— Begin Data shown —
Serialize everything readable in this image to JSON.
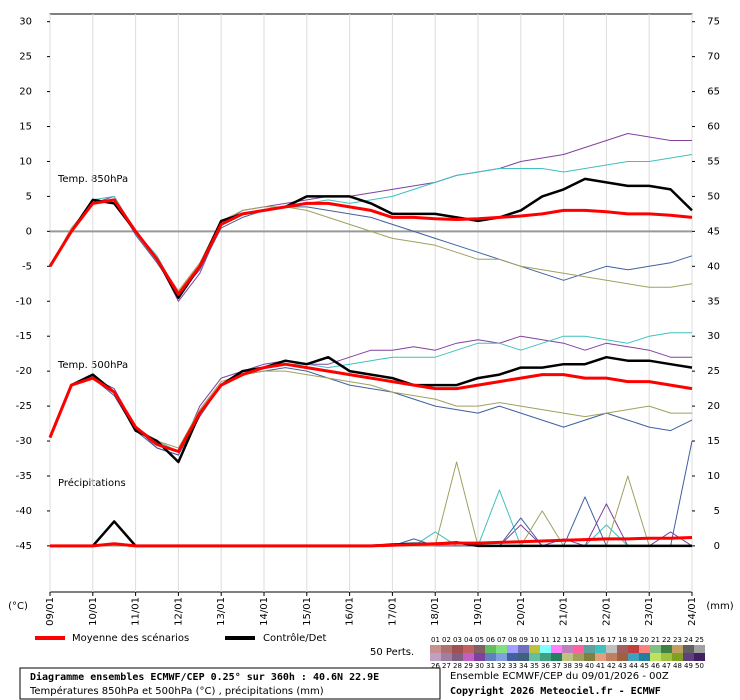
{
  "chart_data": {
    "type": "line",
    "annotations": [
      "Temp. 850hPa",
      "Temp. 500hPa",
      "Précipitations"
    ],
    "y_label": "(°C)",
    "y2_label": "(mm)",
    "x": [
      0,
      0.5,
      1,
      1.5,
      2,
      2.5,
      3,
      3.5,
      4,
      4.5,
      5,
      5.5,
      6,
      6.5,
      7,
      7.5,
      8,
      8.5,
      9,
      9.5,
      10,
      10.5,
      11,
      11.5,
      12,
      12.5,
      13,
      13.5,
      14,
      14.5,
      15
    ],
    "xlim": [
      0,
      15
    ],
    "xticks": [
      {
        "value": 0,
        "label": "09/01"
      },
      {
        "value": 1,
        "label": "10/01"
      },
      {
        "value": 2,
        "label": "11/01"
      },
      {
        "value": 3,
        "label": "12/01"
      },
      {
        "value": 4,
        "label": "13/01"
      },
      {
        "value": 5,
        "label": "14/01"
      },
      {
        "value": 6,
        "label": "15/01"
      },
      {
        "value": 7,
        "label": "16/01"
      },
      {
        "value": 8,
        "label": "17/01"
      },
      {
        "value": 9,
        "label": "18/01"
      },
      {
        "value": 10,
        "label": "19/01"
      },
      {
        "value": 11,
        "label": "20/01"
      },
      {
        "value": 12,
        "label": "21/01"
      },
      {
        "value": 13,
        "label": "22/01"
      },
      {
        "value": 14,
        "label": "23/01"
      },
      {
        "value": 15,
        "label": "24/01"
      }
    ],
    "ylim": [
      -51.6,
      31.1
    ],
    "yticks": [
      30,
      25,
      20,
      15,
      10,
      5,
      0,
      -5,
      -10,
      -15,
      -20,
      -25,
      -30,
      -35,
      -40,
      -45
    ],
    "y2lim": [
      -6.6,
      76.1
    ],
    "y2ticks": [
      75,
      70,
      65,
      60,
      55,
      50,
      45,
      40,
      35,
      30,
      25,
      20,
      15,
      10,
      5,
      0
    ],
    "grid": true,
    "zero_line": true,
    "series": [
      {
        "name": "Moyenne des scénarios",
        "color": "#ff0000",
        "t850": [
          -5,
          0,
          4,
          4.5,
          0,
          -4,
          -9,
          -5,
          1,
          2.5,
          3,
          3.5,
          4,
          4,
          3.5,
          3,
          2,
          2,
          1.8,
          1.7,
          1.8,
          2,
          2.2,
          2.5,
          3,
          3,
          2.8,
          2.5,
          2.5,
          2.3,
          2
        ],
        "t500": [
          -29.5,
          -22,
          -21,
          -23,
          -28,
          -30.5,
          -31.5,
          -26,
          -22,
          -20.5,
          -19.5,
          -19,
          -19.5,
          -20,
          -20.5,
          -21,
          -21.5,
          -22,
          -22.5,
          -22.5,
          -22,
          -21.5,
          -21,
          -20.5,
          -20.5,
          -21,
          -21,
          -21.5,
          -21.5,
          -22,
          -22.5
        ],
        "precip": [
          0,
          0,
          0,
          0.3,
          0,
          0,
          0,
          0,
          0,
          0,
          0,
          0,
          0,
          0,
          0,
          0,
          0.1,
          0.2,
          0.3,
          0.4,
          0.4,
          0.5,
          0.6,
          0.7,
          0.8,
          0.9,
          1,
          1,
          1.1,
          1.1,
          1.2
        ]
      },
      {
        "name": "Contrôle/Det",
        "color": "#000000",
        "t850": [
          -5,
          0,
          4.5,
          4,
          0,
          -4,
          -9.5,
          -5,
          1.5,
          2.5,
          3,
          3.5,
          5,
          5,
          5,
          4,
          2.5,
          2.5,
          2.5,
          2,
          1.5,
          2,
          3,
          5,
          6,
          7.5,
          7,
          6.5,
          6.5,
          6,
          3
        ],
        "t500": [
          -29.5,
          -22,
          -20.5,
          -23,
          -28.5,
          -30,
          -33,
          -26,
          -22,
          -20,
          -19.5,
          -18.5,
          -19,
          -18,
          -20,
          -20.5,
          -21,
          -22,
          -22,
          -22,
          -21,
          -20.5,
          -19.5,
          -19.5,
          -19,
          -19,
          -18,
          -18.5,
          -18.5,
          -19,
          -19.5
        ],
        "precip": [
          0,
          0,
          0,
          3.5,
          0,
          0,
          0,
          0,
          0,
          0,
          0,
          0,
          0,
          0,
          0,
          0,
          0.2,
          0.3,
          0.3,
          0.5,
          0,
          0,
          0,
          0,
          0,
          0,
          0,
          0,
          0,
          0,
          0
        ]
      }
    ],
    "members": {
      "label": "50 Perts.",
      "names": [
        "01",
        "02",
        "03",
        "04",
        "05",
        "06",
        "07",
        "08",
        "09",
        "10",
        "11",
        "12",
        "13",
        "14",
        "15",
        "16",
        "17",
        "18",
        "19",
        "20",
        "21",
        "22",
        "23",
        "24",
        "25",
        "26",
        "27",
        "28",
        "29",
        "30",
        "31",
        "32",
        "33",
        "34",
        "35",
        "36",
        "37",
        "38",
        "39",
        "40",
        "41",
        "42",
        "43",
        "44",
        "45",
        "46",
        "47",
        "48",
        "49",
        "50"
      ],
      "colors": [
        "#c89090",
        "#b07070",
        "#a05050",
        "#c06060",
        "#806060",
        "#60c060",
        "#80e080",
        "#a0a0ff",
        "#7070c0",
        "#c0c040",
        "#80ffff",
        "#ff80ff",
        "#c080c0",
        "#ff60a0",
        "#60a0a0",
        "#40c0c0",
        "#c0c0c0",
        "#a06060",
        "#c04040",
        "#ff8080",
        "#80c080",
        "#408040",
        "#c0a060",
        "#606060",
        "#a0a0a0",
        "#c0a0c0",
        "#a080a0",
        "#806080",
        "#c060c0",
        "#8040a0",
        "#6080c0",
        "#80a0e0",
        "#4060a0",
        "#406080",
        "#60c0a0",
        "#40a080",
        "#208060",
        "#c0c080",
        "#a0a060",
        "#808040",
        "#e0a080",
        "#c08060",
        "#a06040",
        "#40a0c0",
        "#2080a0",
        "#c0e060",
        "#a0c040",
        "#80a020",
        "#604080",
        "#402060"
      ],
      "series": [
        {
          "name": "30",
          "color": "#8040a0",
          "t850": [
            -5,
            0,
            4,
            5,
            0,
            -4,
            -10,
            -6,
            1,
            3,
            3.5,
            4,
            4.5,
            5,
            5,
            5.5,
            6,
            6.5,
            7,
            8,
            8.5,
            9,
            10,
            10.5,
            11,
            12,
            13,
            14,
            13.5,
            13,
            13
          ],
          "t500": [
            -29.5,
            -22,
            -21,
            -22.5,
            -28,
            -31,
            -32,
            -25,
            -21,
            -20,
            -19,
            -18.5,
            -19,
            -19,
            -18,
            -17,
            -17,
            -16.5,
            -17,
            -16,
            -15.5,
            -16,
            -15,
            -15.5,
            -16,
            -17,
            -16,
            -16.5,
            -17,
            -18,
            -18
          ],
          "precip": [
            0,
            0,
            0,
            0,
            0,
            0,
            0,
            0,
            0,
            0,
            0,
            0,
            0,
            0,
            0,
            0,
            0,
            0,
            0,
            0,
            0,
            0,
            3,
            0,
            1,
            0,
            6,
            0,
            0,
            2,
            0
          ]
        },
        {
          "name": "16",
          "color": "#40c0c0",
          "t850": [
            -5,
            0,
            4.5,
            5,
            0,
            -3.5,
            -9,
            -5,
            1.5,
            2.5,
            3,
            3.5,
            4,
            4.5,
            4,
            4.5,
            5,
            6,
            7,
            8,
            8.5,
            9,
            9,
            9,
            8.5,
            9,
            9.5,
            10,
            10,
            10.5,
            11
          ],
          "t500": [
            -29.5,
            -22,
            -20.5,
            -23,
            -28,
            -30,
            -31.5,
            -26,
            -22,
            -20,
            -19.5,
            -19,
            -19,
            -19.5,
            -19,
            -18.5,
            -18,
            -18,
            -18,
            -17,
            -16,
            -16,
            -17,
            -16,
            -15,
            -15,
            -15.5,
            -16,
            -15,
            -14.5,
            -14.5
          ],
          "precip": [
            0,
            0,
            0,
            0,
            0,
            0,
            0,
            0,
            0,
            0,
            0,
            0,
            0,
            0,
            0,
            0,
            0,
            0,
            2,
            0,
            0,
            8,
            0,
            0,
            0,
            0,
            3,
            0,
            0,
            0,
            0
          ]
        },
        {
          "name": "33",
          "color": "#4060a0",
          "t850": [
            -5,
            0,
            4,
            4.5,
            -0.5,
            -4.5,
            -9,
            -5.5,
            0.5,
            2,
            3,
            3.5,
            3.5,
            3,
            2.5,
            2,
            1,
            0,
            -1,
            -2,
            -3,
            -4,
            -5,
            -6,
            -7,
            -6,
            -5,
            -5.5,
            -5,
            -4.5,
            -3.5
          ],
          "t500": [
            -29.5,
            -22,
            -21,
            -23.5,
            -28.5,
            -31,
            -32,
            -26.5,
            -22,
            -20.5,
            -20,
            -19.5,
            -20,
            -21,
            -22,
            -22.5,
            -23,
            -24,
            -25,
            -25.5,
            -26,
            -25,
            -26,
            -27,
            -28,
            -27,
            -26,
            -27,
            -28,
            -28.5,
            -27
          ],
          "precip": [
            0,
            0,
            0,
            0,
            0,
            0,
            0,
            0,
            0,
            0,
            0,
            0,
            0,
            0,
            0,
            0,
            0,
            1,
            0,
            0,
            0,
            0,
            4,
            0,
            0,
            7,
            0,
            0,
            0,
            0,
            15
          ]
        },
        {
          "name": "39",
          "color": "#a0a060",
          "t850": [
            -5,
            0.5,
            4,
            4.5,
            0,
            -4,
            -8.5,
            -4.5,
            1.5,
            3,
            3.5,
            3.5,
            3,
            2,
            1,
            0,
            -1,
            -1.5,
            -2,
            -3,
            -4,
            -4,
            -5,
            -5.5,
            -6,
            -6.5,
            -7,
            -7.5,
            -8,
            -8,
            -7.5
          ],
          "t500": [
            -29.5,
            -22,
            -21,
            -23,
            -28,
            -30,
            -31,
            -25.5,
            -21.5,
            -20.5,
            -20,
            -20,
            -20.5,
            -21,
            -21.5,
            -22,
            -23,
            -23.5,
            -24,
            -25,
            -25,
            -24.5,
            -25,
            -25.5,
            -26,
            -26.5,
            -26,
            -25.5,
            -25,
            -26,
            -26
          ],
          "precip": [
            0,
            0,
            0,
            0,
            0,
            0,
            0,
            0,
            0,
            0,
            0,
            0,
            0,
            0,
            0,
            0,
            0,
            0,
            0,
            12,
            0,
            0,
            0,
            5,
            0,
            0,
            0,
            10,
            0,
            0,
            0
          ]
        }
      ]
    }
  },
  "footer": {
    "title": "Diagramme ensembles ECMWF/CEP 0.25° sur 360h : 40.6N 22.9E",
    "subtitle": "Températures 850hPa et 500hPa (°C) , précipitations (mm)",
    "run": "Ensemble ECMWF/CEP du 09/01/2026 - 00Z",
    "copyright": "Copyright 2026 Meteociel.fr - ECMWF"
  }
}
— End Data shown —
Requirement
Among the entries, how many lines include the word "ECMWF"? Answer with a single number and nothing further.

In response
3